BEGIN RAW DATA

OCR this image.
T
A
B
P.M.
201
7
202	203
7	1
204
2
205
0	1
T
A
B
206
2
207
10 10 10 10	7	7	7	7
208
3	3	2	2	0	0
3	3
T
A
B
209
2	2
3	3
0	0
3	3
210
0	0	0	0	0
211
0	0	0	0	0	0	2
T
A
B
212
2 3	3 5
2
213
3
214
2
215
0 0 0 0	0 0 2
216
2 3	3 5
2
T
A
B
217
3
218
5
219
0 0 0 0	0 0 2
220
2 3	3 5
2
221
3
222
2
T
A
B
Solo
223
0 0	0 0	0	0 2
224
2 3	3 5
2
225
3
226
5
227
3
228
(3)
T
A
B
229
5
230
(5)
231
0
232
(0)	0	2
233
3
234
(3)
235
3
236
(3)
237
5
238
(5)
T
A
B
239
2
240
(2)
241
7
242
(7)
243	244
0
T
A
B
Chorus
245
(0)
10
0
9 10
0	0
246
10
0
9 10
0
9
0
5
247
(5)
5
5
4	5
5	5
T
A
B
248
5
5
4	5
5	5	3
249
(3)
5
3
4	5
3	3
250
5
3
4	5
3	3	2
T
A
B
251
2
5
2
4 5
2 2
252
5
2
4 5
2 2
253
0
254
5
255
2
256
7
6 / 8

END RAW DATA

Give the complete listing a second time, exactly as it reads.

OCR this image.
T
A
B
P.M.
201
7
202	203
7	1
204
2
205
0	1
T
A
B
206
2
207
10 10 10 10	7	7	7	7
208
3	3	2	2	0	0
3	3
T
A
B
209
2	2
3	3
0	0
3	3
210
0	0	0	0	0
211
0	0	0	0	0	0	2
T
A
B
212
2 3	3 5
2
213
3
214
2
215
0 0 0 0	0 0 2
216
2 3	3 5
2
T
A
B
217
3
218
5
219
0 0 0 0	0 0 2
220
2 3	3 5
2
221
3
222
2
T
A
B
Solo
223
0 0	0 0	0	0 2
224
2 3	3 5
2
225
3
226
5
227
3
228
(3)
T
A
B
229
5
230
(5)
231
0
232
(0)	0	2
233
3
234
(3)
235
3
236
(3)
237
5
238
(5)
T
A
B
239
2
240
(2)
241
7
242
(7)
243	244
0
T
A
B
Chorus
245
(0)
10
0
9 10
0	0
246
10
0
9 10
0
9
0
5
247
(5)
5
5
4	5
5	5
T
A
B
248
5
5
4	5
5	5	3
249
(3)
5
3
4	5
3	3
250
5
3
4	5
3	3	2
T
A
B
251
2
5
2
4 5
2 2
252
5
2
4 5
2 2
253
0
254
5
255
2
256
7
6 / 8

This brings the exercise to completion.